▶ What the task asks: All lines in the data bearing the string "小笼包马克杯" should be identified and copied.

*****

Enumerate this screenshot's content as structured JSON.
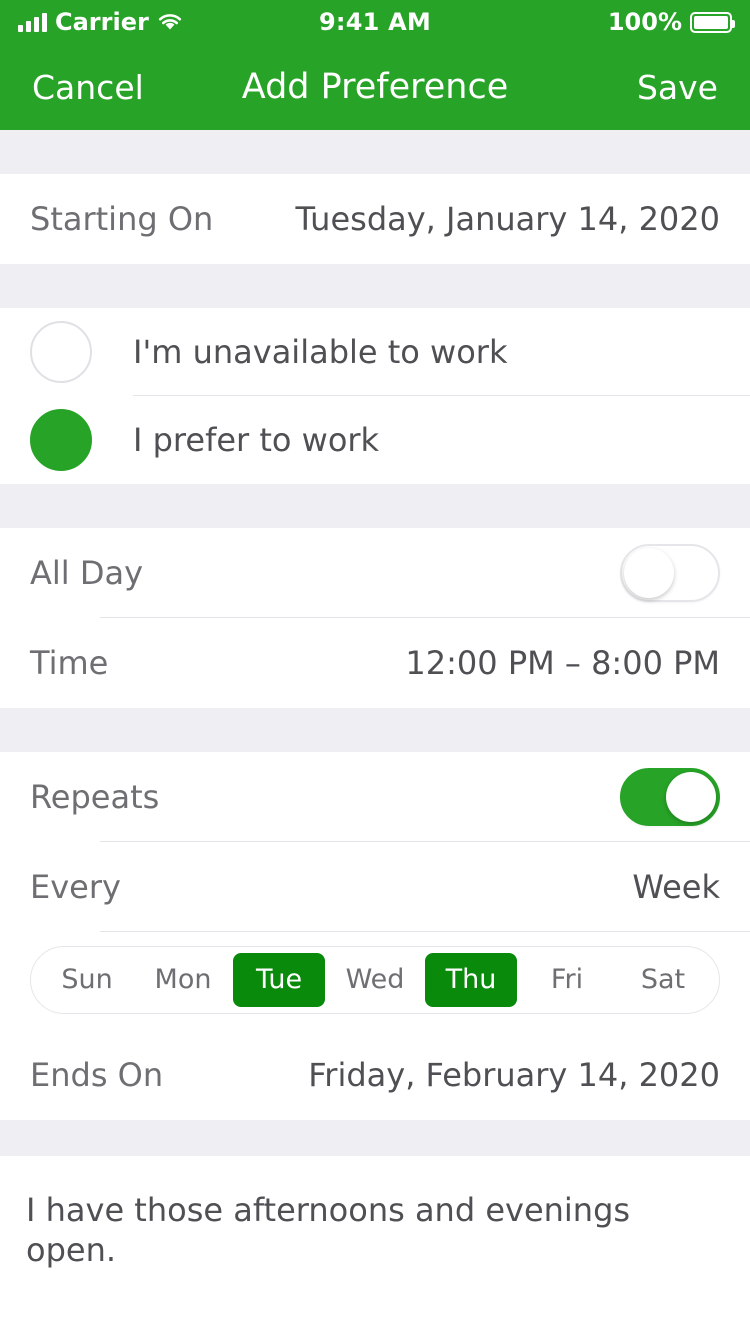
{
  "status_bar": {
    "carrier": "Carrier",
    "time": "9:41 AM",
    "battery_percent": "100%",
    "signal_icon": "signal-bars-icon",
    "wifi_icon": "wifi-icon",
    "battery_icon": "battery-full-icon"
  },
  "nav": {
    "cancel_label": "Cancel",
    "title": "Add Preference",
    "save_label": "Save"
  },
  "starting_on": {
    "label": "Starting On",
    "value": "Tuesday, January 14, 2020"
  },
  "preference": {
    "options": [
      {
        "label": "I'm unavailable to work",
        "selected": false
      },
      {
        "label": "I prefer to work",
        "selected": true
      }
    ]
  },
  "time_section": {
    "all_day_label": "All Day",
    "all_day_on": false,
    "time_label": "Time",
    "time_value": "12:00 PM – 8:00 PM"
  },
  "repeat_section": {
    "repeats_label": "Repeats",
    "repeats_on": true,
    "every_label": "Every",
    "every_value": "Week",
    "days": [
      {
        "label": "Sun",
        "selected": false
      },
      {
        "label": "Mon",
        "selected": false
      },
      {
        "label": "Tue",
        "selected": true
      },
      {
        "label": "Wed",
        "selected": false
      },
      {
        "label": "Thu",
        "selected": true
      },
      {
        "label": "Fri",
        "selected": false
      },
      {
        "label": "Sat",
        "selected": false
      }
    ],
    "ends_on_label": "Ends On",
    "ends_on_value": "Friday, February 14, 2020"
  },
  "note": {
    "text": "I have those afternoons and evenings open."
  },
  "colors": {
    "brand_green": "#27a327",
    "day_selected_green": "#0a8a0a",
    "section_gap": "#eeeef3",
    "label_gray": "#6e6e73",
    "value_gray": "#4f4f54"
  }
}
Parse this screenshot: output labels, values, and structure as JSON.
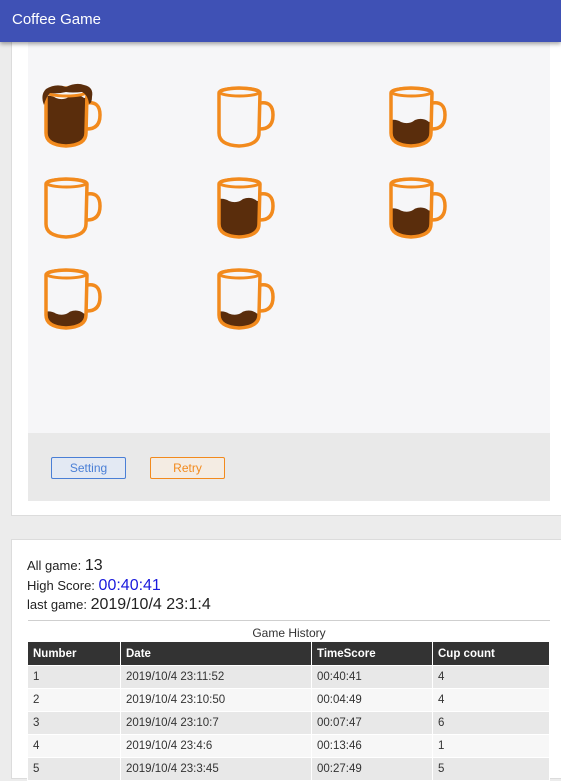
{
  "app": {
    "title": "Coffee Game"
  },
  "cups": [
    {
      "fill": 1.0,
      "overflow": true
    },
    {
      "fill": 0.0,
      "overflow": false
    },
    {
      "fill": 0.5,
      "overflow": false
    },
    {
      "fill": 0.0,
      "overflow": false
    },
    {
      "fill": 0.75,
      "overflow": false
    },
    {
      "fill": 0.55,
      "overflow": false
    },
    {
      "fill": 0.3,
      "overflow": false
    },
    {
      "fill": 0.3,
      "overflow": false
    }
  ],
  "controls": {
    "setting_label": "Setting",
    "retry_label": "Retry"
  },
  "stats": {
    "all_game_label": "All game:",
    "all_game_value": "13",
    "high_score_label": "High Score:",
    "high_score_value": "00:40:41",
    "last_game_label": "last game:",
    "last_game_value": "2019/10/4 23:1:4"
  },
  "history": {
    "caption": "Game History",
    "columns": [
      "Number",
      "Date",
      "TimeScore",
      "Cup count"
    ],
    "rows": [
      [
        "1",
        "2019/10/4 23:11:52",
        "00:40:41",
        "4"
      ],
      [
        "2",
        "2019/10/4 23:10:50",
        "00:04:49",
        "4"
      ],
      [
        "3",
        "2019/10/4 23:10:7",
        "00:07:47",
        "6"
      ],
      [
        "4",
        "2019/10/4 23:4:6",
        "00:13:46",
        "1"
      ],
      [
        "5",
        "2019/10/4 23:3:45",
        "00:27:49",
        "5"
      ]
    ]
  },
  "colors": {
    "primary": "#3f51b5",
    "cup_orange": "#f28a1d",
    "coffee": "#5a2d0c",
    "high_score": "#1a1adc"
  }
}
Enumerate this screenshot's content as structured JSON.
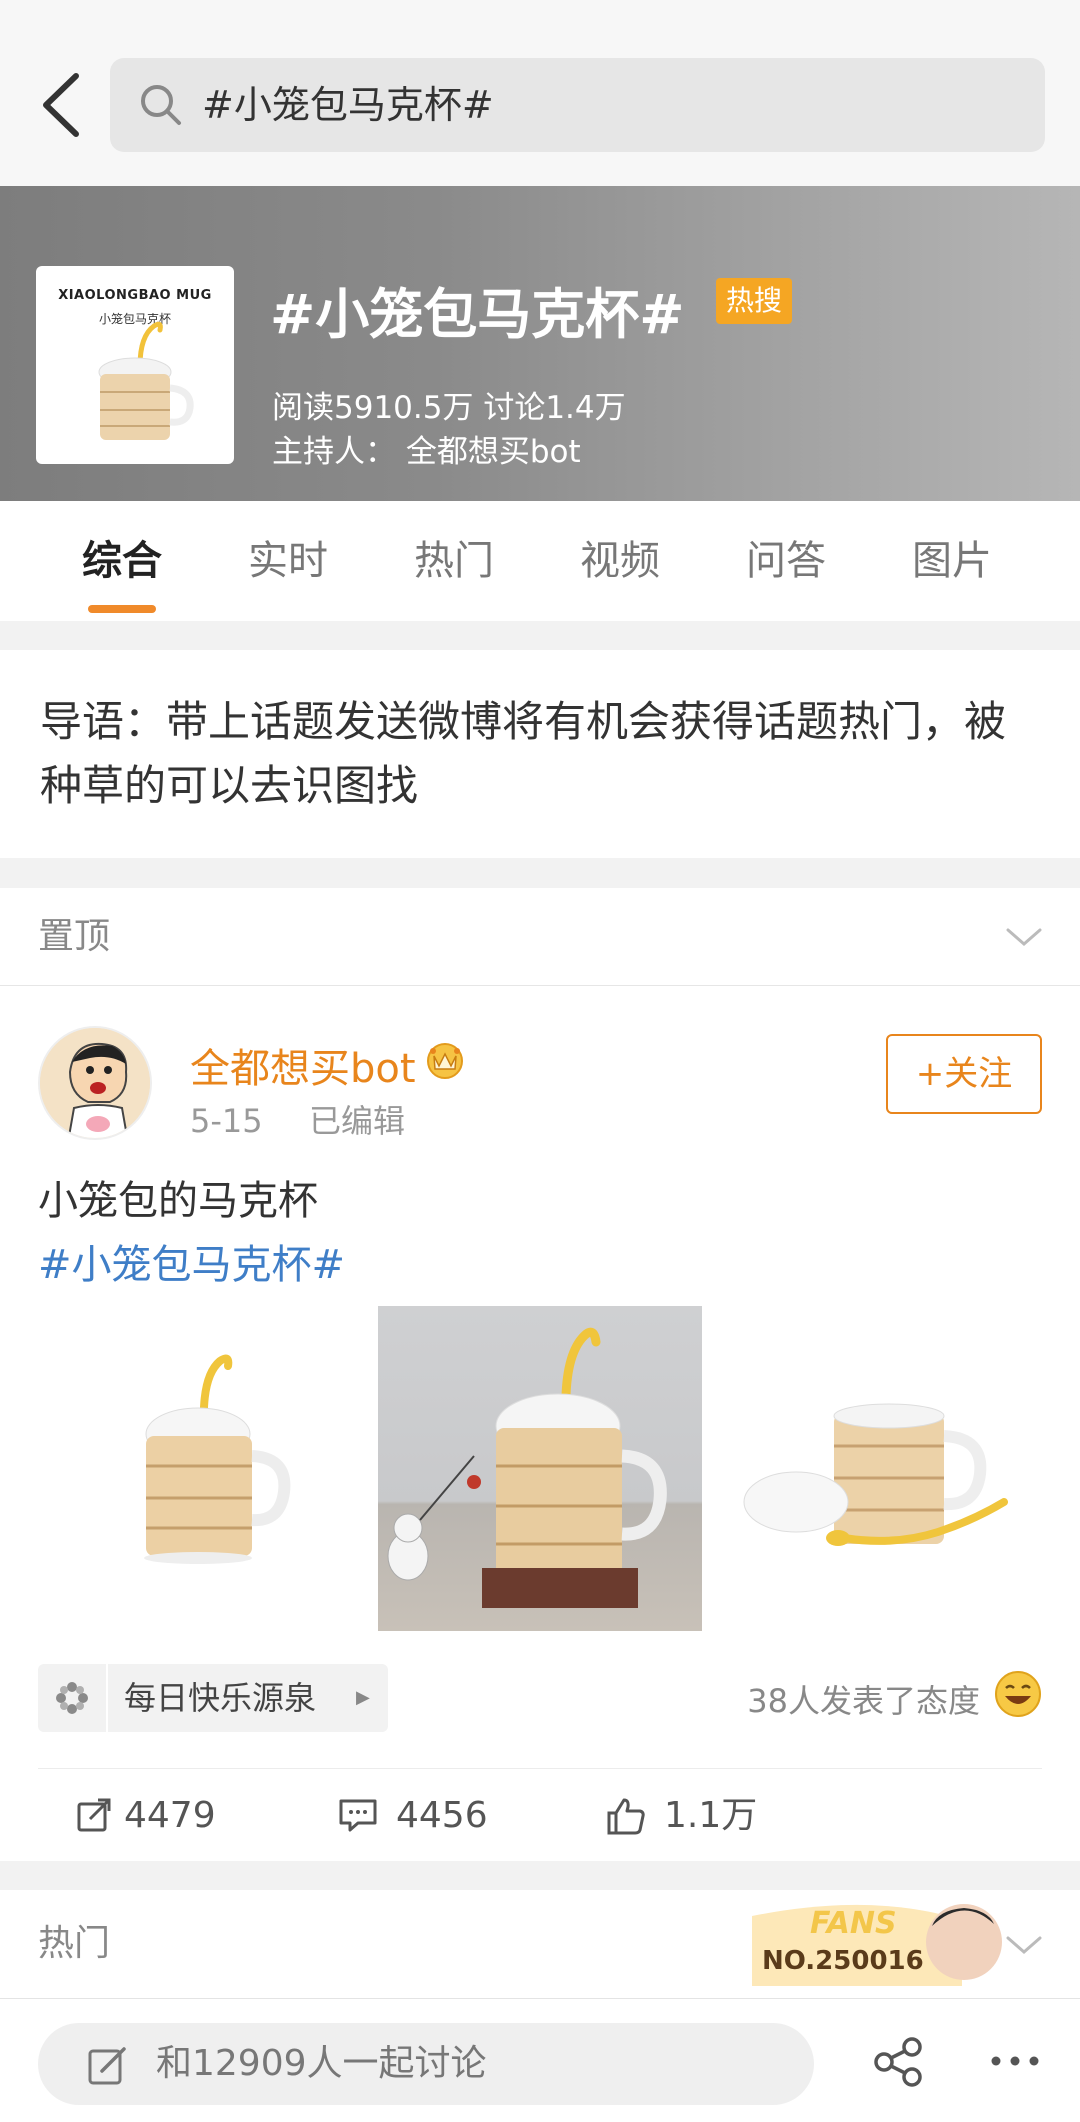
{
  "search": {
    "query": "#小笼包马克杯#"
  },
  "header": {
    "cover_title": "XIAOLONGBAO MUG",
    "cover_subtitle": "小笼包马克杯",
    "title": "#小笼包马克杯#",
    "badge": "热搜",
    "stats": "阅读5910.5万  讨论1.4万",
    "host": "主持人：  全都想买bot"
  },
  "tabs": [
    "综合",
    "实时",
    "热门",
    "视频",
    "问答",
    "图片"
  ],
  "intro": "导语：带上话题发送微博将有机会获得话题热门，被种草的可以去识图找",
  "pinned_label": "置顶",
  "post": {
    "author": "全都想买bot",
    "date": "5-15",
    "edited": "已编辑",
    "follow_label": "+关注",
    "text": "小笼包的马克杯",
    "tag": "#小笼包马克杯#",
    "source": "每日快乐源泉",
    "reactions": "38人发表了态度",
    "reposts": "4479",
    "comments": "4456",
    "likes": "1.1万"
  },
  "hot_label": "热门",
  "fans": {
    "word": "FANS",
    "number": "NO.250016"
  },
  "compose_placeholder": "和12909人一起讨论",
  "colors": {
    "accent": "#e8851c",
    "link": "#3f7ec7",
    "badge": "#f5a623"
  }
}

*****

▶ Result of the exercise:
    "query": "#小笼包马克杯#"
    "cover_subtitle": "小笼包马克杯",
    "title": "#小笼包马克杯#",
    "tag": "#小笼包马克杯#",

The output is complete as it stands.